======== DATASET ENTRIES ========
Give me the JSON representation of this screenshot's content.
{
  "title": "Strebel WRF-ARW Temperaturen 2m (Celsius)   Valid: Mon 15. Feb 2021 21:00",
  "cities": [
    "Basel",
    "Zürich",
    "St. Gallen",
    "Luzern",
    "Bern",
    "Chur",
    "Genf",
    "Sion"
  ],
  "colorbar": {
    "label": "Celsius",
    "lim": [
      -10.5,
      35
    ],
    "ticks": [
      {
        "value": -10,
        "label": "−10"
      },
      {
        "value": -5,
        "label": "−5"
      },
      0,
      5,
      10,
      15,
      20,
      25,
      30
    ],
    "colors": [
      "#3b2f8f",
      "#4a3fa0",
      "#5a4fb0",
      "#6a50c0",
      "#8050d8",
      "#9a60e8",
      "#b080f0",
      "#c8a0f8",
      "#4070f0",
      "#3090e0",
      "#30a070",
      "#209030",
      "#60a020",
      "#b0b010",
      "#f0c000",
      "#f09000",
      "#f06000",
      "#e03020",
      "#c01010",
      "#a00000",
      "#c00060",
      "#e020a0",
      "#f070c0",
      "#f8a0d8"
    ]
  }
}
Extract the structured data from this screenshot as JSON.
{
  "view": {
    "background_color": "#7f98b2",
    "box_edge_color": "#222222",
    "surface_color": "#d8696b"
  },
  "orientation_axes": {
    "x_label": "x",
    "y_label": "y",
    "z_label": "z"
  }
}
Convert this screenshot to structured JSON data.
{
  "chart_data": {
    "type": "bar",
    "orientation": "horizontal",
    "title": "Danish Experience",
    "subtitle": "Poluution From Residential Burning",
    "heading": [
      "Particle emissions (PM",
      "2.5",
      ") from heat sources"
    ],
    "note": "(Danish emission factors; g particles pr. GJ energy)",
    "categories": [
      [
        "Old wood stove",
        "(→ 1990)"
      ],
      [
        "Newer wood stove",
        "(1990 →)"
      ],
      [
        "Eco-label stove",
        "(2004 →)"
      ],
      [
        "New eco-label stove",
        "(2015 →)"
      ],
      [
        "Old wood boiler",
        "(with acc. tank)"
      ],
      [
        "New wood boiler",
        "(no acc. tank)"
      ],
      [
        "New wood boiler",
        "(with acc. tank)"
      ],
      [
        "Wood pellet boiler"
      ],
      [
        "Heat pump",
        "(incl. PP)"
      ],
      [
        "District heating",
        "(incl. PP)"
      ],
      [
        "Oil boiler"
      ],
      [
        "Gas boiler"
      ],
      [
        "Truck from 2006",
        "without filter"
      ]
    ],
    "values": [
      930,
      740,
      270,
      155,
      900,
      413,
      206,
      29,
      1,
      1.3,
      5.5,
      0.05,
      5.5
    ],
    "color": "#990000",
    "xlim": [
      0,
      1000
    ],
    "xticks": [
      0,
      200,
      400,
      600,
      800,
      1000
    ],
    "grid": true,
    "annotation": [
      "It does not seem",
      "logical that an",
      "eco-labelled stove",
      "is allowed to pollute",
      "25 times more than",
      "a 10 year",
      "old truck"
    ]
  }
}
========
## DIRECTION
Check every line of the listing for the string "this" and report how many lines have it, as a number alone.

## TASK OUTPUT
3